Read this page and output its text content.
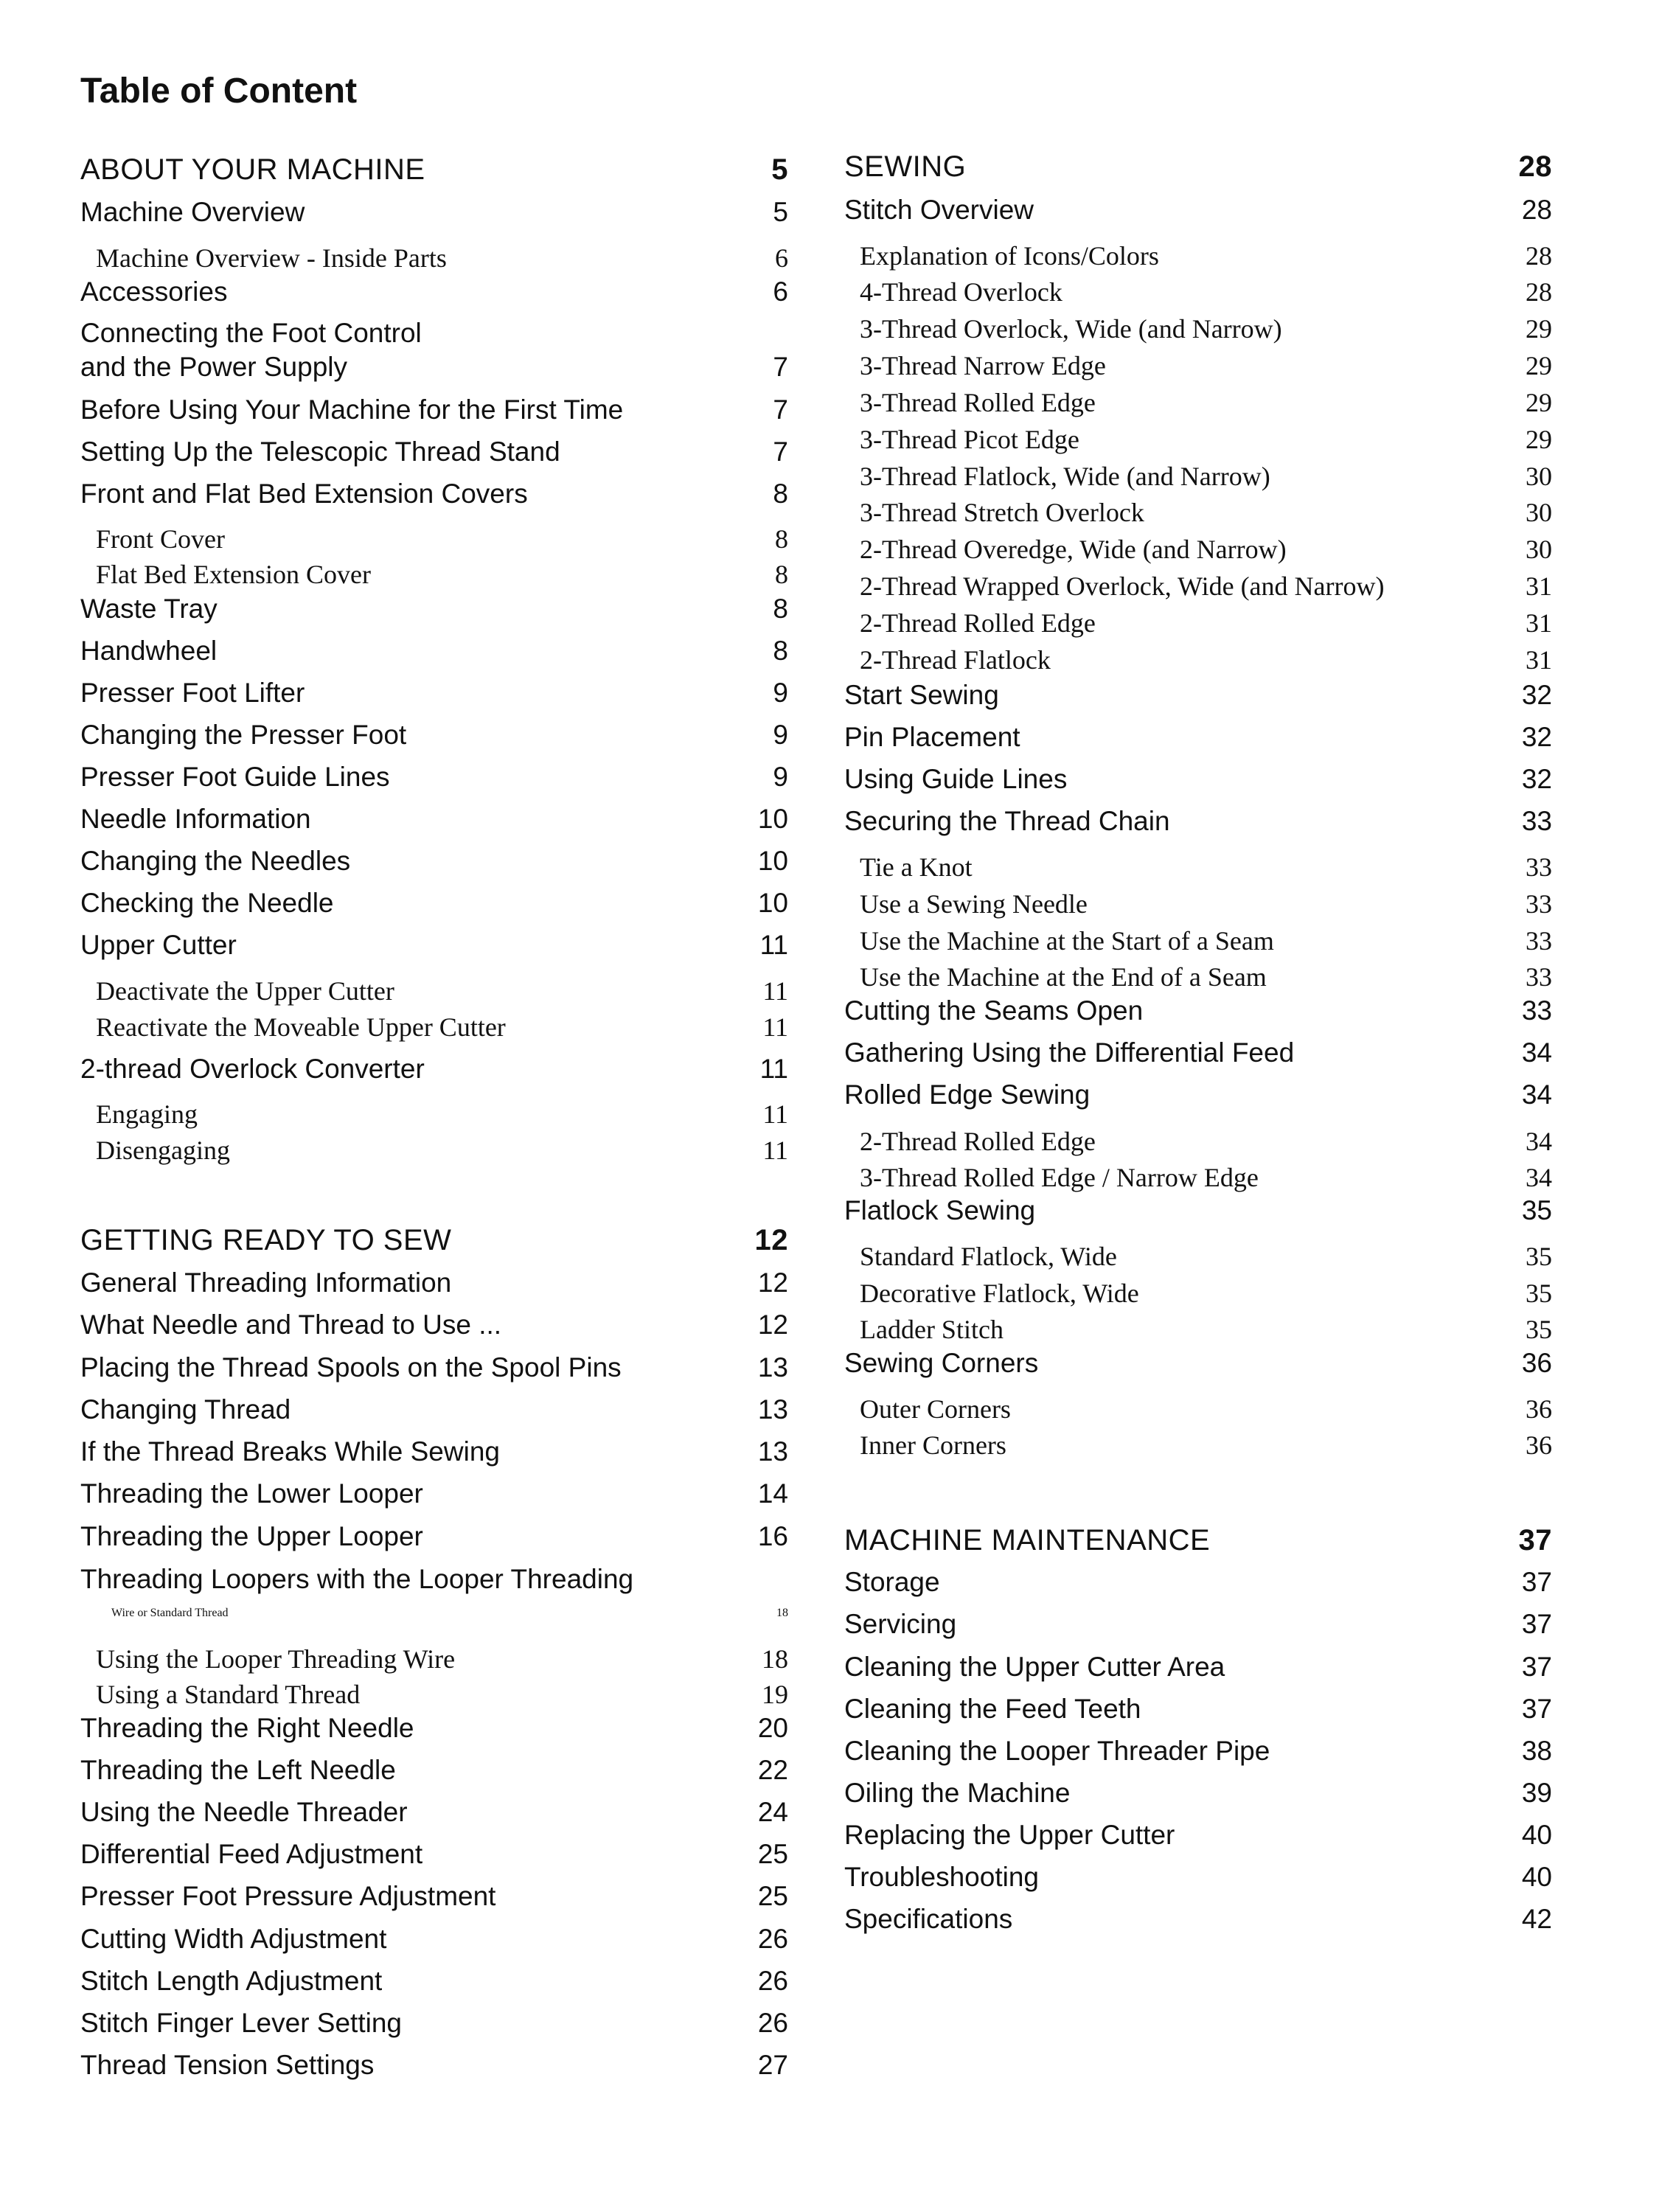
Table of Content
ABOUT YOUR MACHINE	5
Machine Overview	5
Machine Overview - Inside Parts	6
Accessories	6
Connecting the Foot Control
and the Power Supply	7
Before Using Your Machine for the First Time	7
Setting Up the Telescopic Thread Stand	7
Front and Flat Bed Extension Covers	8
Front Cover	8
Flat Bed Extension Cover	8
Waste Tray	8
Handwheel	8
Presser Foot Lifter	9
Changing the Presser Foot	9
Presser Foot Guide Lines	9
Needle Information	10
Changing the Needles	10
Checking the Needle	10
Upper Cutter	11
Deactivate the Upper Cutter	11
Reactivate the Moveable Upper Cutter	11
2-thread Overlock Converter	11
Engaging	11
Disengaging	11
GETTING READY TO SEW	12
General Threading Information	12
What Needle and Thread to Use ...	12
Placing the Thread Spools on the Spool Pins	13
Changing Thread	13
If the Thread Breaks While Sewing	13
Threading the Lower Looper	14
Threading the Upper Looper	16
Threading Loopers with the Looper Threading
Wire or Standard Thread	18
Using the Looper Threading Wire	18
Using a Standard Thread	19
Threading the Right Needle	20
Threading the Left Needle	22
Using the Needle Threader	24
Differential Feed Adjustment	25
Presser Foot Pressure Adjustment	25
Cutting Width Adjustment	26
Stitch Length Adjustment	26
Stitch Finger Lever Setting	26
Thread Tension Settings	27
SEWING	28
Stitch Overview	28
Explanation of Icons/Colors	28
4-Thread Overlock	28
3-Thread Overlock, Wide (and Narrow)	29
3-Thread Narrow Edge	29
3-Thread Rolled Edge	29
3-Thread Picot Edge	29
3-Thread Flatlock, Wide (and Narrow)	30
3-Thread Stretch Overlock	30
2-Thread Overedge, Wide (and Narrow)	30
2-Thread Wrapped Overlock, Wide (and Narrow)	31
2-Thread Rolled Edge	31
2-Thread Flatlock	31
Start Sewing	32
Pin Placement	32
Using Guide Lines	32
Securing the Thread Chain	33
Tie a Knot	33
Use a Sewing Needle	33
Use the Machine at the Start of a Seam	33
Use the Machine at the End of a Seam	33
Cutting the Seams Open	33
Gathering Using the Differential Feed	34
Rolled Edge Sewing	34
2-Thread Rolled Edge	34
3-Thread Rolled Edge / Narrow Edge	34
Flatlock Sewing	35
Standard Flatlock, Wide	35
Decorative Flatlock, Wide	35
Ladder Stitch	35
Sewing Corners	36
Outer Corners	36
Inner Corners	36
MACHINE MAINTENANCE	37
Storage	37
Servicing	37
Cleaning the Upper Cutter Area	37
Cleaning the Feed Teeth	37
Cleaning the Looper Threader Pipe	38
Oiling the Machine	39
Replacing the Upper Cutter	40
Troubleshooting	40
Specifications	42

******************************

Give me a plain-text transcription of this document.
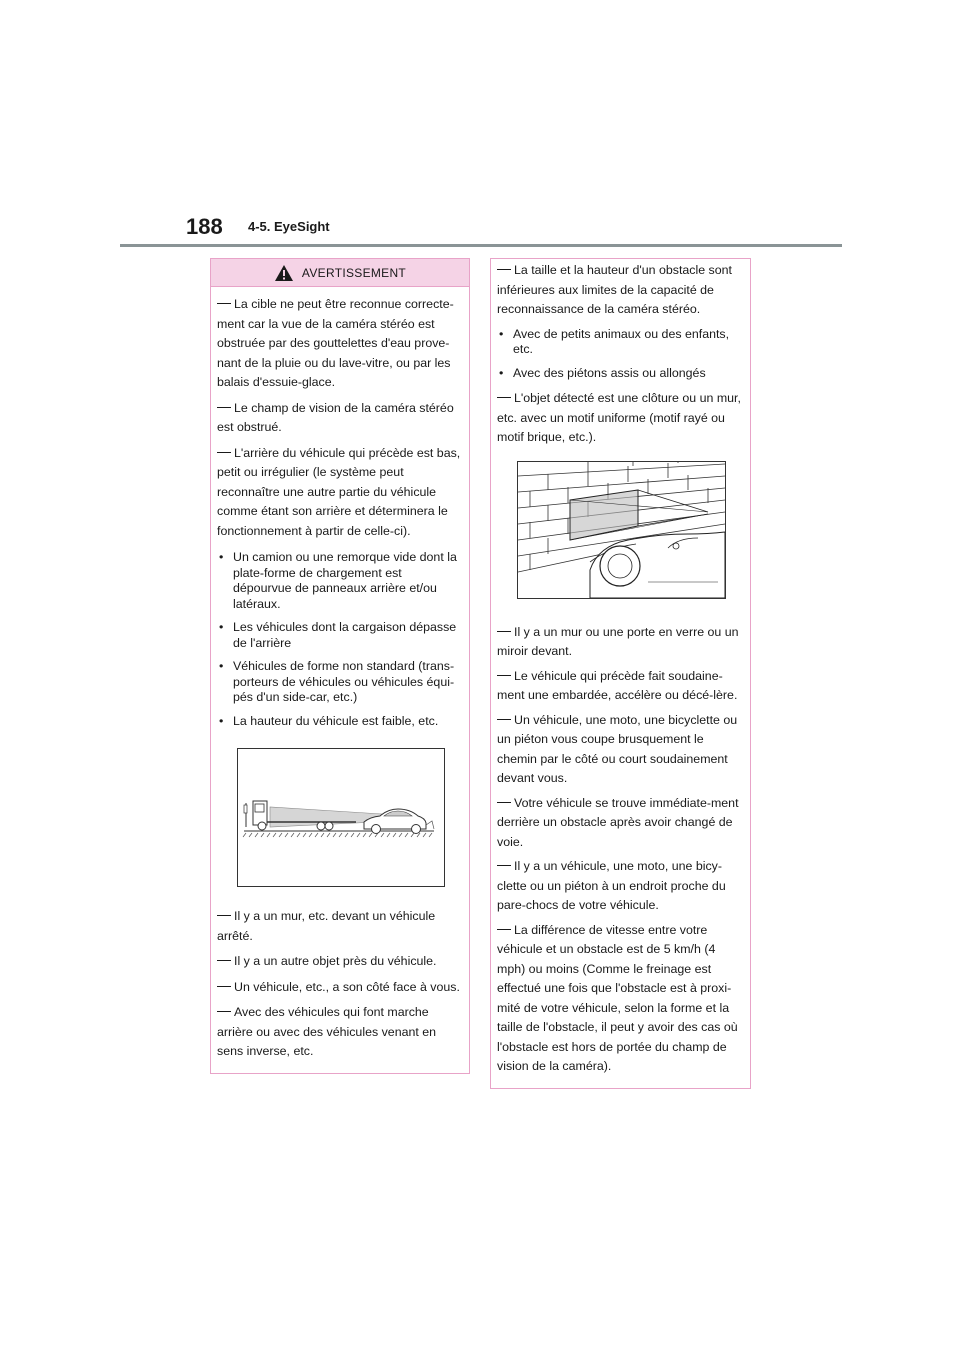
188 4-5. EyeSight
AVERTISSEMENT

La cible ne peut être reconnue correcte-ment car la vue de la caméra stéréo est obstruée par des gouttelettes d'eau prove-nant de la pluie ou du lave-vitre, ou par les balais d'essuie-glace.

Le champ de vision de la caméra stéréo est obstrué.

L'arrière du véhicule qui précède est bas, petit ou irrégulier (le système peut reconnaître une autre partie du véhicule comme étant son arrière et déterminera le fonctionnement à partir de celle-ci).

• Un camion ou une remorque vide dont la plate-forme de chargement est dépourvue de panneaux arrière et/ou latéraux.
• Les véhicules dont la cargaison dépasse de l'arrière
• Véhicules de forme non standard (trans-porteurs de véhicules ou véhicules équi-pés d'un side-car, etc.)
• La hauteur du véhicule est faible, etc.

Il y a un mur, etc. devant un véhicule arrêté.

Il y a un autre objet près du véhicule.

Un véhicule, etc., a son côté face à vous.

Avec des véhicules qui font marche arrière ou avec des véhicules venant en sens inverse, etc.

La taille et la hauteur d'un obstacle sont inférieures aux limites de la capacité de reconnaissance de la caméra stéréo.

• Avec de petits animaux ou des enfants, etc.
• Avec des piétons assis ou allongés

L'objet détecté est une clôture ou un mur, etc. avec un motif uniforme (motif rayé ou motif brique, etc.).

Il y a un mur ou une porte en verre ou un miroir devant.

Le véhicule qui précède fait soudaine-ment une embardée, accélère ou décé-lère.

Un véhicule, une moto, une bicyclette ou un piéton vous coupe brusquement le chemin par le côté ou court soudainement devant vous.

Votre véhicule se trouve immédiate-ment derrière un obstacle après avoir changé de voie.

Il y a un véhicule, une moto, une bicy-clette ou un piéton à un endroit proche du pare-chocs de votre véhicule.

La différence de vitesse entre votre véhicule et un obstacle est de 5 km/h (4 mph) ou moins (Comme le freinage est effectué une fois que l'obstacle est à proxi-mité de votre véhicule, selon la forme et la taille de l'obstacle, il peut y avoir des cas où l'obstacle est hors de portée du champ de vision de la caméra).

******************************

Identify every line where the string "Narrow" appears.

WORKED SOLUTION:
3-Thread Overlock, Wide (and Narrow)	29
3-Thread Narrow Edge	29
3-Thread Flatlock, Wide (and Narrow)	30
2-Thread Overedge, Wide (and Narrow)	30
2-Thread Wrapped Overlock, Wide (and Narrow)	31
3-Thread Rolled Edge / Narrow Edge	34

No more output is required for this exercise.